--- Start ---

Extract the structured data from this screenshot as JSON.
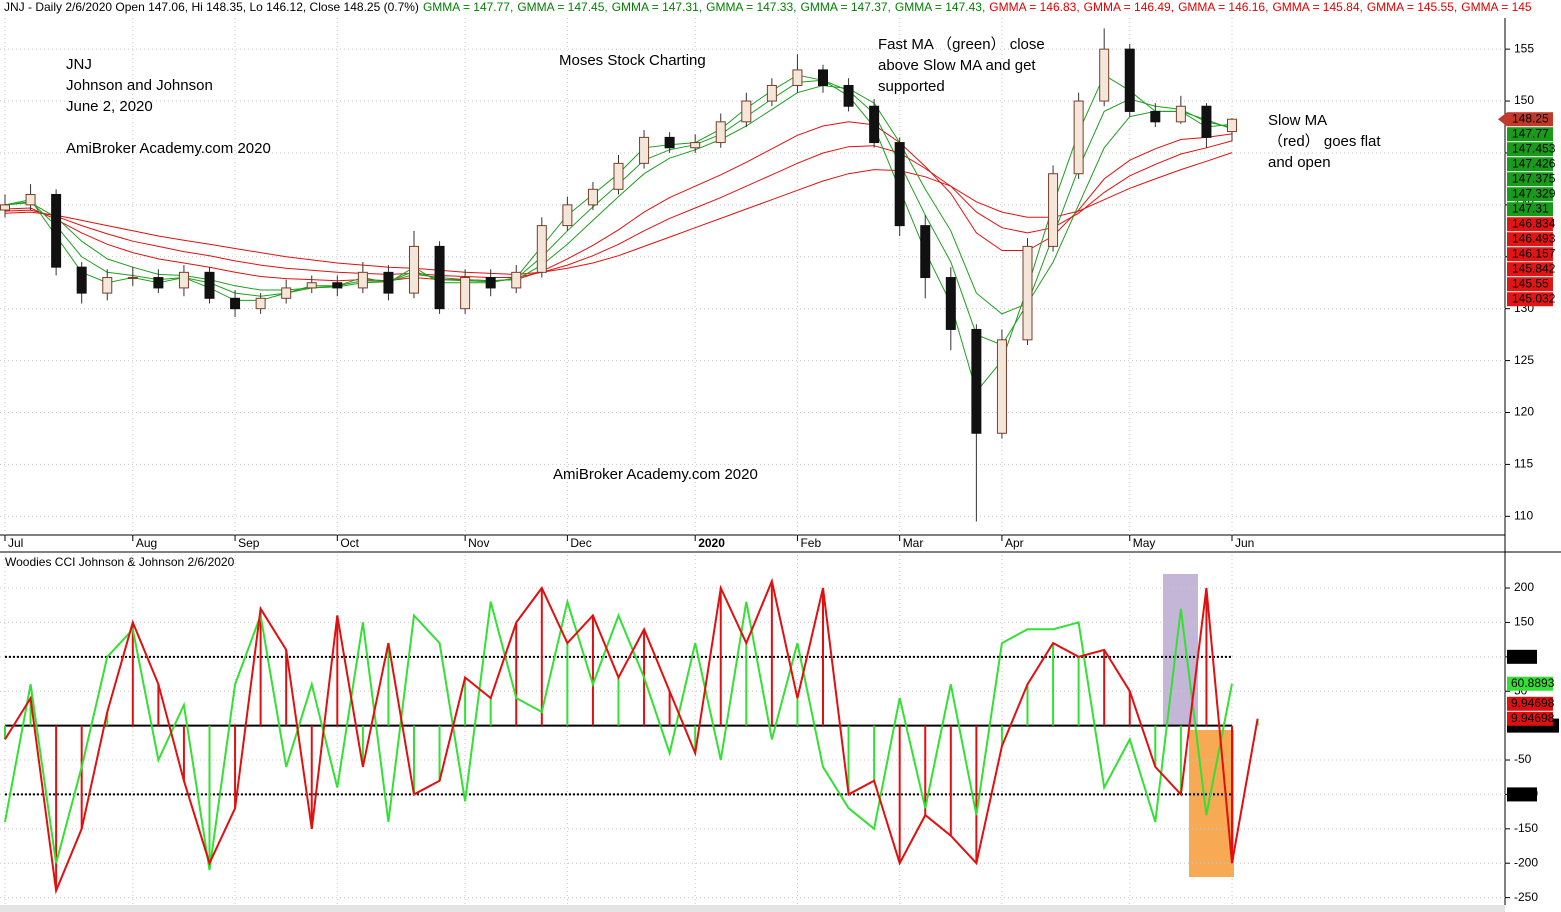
{
  "chart_data": [
    {
      "type": "candlestick",
      "header": [
        {
          "text": "JNJ - Daily 2/6/2020 Open 147.06, Hi 148.35, Lo 146.12, Close 148.25 (0.7%)",
          "color": "#000000"
        },
        {
          "text": "GMMA = 147.77,",
          "color": "#008000"
        },
        {
          "text": "GMMA = 147.45,",
          "color": "#008000"
        },
        {
          "text": "GMMA = 147.31,",
          "color": "#008000"
        },
        {
          "text": "GMMA = 147.33,",
          "color": "#008000"
        },
        {
          "text": "GMMA = 147.37,",
          "color": "#008000"
        },
        {
          "text": "GMMA = 147.43,",
          "color": "#008000"
        },
        {
          "text": "GMMA = 146.83,",
          "color": "#e00000"
        },
        {
          "text": "GMMA = 146.49,",
          "color": "#e00000"
        },
        {
          "text": "GMMA = 146.16,",
          "color": "#e00000"
        },
        {
          "text": "GMMA = 145.84,",
          "color": "#e00000"
        },
        {
          "text": "GMMA = 145.55,",
          "color": "#e00000"
        },
        {
          "text": "GMMA = 145",
          "color": "#e00000"
        }
      ],
      "annotations": [
        "JNJ",
        "Johnson and Johnson",
        "June 2, 2020",
        "AmiBroker Academy.com 2020",
        "Moses Stock Charting",
        "Fast MA （green） close",
        "above Slow MA and get",
        "supported",
        "Slow MA",
        "（red） goes flat",
        "and open",
        "AmiBroker Academy.com  2020"
      ],
      "annotation_color": "#e8302c",
      "categories": [
        "Jul",
        null,
        null,
        null,
        null,
        "Aug",
        null,
        null,
        null,
        "Sep",
        null,
        null,
        null,
        "Oct",
        null,
        null,
        null,
        null,
        "Nov",
        null,
        null,
        null,
        "Dec",
        null,
        null,
        null,
        null,
        "2020",
        null,
        null,
        null,
        "Feb",
        null,
        null,
        null,
        "Mar",
        null,
        null,
        null,
        "Apr",
        null,
        null,
        null,
        null,
        "May",
        null,
        null,
        null,
        "Jun"
      ],
      "open": [
        139.5,
        140,
        141,
        134,
        131.5,
        133,
        133,
        132,
        133.5,
        131,
        130,
        131,
        132,
        132.5,
        132,
        133.5,
        131.5,
        136,
        130,
        133,
        132,
        133.5,
        138,
        140,
        141.5,
        144,
        146.5,
        145.5,
        146,
        148,
        150,
        151.5,
        153,
        151.5,
        149.5,
        146,
        138,
        133,
        128,
        118,
        127,
        136,
        143,
        150,
        155,
        149,
        148,
        149.5,
        147.06
      ],
      "high": [
        141,
        142,
        141.5,
        134.5,
        133.8,
        134,
        133.8,
        134.2,
        134,
        131.8,
        131.5,
        132.8,
        133.2,
        133.2,
        134.5,
        134.2,
        137.5,
        136.5,
        133.8,
        133.8,
        134.2,
        138.8,
        140.8,
        142.2,
        144.8,
        147.2,
        147,
        146.8,
        148.8,
        150.8,
        152.2,
        154.5,
        153.5,
        152.2,
        150.2,
        146.5,
        139,
        134,
        128.5,
        128,
        136.8,
        143.8,
        150.8,
        157,
        155.5,
        149.8,
        150.5,
        149.8,
        148.35
      ],
      "low": [
        138.8,
        139.5,
        133.2,
        130.5,
        130.8,
        132.2,
        131.5,
        131.2,
        130.5,
        129.2,
        129.5,
        130.5,
        131.5,
        131.2,
        131.5,
        130.8,
        131,
        129.5,
        129.5,
        131.2,
        131.5,
        133,
        137.5,
        139.5,
        141,
        143.5,
        145,
        145,
        145.5,
        147.5,
        149.5,
        150.8,
        150.8,
        149,
        145.5,
        137,
        131,
        126,
        109.5,
        117.5,
        126.5,
        135.5,
        142.5,
        149.5,
        148.5,
        147.5,
        147.8,
        145.5,
        146.12
      ],
      "close": [
        140,
        141,
        134,
        131.5,
        133,
        133,
        132,
        133.5,
        131,
        130,
        131,
        132,
        132.5,
        132,
        133.5,
        131.5,
        136,
        130,
        133,
        132,
        133.5,
        138,
        140,
        141.5,
        144,
        146.5,
        145.5,
        146,
        148,
        150,
        151.5,
        153,
        151.5,
        149.5,
        146,
        138,
        133,
        128,
        118,
        127,
        136,
        143,
        150,
        155,
        149,
        148,
        149.5,
        146.5,
        148.25
      ],
      "series": [
        {
          "name": "GMMA",
          "color": "#1f9e1f",
          "values": [
            140,
            140.5,
            137,
            133.5,
            132.5,
            133,
            132.5,
            133,
            132,
            130.8,
            130.8,
            131.5,
            132.2,
            132.2,
            133,
            132.5,
            134,
            132.5,
            132.5,
            132.5,
            133,
            136,
            139,
            141,
            143,
            145.5,
            145.8,
            146,
            147.3,
            149.3,
            151,
            152.5,
            152,
            150.5,
            147.5,
            141.5,
            135.5,
            130.5,
            122,
            125,
            132,
            140,
            147,
            152.5,
            151,
            149,
            149,
            147.5,
            147.77
          ]
        },
        {
          "name": "GMMA",
          "color": "#1f9e1f",
          "values": [
            140,
            140.3,
            138,
            135,
            133.5,
            133.2,
            132.8,
            133,
            132.5,
            131.5,
            131.2,
            131.5,
            132,
            132.2,
            132.7,
            132.6,
            133.6,
            132.8,
            132.7,
            132.6,
            132.9,
            135,
            137.5,
            139.8,
            142,
            144.3,
            145.3,
            145.8,
            146.8,
            148.5,
            150.2,
            151.8,
            152,
            151,
            148.8,
            144,
            139,
            134.5,
            127.5,
            126.5,
            130.5,
            137,
            143.5,
            149,
            150.2,
            149.5,
            149.2,
            148,
            147.453
          ]
        },
        {
          "name": "GMMA",
          "color": "#1f9e1f",
          "values": [
            140,
            140.2,
            138.8,
            136.5,
            134.8,
            134,
            133.3,
            133.2,
            132.8,
            132.2,
            131.8,
            131.8,
            132,
            132.1,
            132.5,
            132.6,
            133.3,
            133,
            132.8,
            132.7,
            132.8,
            134.2,
            136.2,
            138.5,
            140.8,
            143,
            144.5,
            145.3,
            146.3,
            147.6,
            149.2,
            150.8,
            151.5,
            151.2,
            149.8,
            146,
            141.5,
            137.5,
            131.5,
            129.5,
            130.5,
            134.5,
            140,
            145.5,
            148.5,
            149,
            149,
            148.2,
            147.31
          ]
        },
        {
          "name": "GMMA",
          "color": "#e01010",
          "values": [
            139.6,
            139.7,
            138.6,
            137.3,
            136.2,
            135.4,
            134.8,
            134.4,
            134,
            133.5,
            133.1,
            132.9,
            132.8,
            132.7,
            132.8,
            132.7,
            133,
            132.8,
            132.8,
            132.7,
            132.8,
            133.6,
            134.8,
            136.1,
            137.6,
            139.3,
            140.7,
            141.8,
            142.9,
            144.1,
            145.4,
            146.7,
            147.6,
            148,
            147.7,
            146,
            143.7,
            141.1,
            137.3,
            135.6,
            135.6,
            137,
            139.5,
            142.5,
            144.3,
            145.4,
            146.3,
            146.5,
            146.834
          ]
        },
        {
          "name": "GMMA",
          "color": "#e01010",
          "values": [
            139.4,
            139.5,
            138.9,
            138,
            137.2,
            136.5,
            136,
            135.5,
            135.1,
            134.6,
            134.2,
            133.9,
            133.7,
            133.5,
            133.4,
            133.3,
            133.4,
            133.2,
            133.1,
            133,
            133,
            133.5,
            134.2,
            135.1,
            136.2,
            137.5,
            138.7,
            139.7,
            140.7,
            141.8,
            142.9,
            144,
            145,
            145.6,
            145.7,
            145,
            143.5,
            141.8,
            139.3,
            137.8,
            137.3,
            137.8,
            139.2,
            141.2,
            142.8,
            143.9,
            144.9,
            145.5,
            146.157
          ]
        },
        {
          "name": "GMMA",
          "color": "#e01010",
          "values": [
            139.2,
            139.3,
            139,
            138.5,
            138,
            137.5,
            137,
            136.6,
            136.2,
            135.8,
            135.4,
            135,
            134.7,
            134.4,
            134.2,
            134,
            133.9,
            133.7,
            133.5,
            133.4,
            133.3,
            133.5,
            133.9,
            134.4,
            135.1,
            136,
            136.9,
            137.8,
            138.7,
            139.6,
            140.5,
            141.4,
            142.3,
            143,
            143.4,
            143.3,
            142.7,
            141.8,
            140.3,
            139.3,
            138.8,
            138.8,
            139.4,
            140.5,
            141.6,
            142.5,
            143.4,
            144.2,
            145.032
          ]
        }
      ],
      "close_label": 148.25,
      "close_label_color": "#c0392b",
      "fast_labels": [
        147.77,
        147.453,
        147.426,
        147.375,
        147.329,
        147.31
      ],
      "slow_labels": [
        146.834,
        146.493,
        146.157,
        145.842,
        145.55,
        145.032
      ],
      "fast_label_color": "#1a9a1a",
      "slow_label_color": "#e01515",
      "ylim": [
        108.2,
        158
      ],
      "yticks": [
        110,
        115,
        120,
        125,
        130,
        135,
        140,
        145,
        150,
        155
      ],
      "grid": true
    },
    {
      "type": "line",
      "title": "Woodies CCI  Johnson & Johnson 2/6/2020",
      "series": [
        {
          "color": "#e01010",
          "values": [
            -20,
            40,
            -240,
            -150,
            20,
            150,
            60,
            -80,
            -200,
            -120,
            170,
            110,
            -150,
            160,
            -60,
            120,
            -100,
            -80,
            70,
            40,
            150,
            200,
            120,
            160,
            70,
            140,
            50,
            -40,
            200,
            120,
            210,
            40,
            200,
            -100,
            -80,
            -200,
            -130,
            -160,
            -200,
            -30,
            60,
            120,
            100,
            110,
            50,
            -60,
            -100,
            200,
            -200,
            9.94698
          ]
        },
        {
          "color": "#33e033",
          "values": [
            -140,
            60,
            -200,
            -60,
            100,
            140,
            -50,
            30,
            -210,
            60,
            160,
            -60,
            60,
            -90,
            150,
            -140,
            160,
            120,
            -110,
            180,
            40,
            20,
            180,
            60,
            160,
            70,
            -40,
            120,
            -50,
            180,
            -20,
            120,
            -60,
            -120,
            -150,
            40,
            -120,
            60,
            -130,
            120,
            140,
            140,
            150,
            -90,
            -20,
            -140,
            170,
            -130,
            60.8893
          ]
        }
      ],
      "histogram": true,
      "levels": [
        100,
        {
          "value": 0,
          "label": "0.00000"
        },
        -100
      ],
      "ylim": [
        -268,
        248
      ],
      "yticks": [
        -250,
        -200,
        -150,
        -100,
        -50,
        50,
        100,
        150,
        200
      ],
      "grid": true
    }
  ]
}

--- End ---

Exercise brief: Working from the listing above, pick out every line that has "Academy" and copy it.

Result:
        "AmiBroker Academy.com 2020",
        "AmiBroker Academy.com  2020"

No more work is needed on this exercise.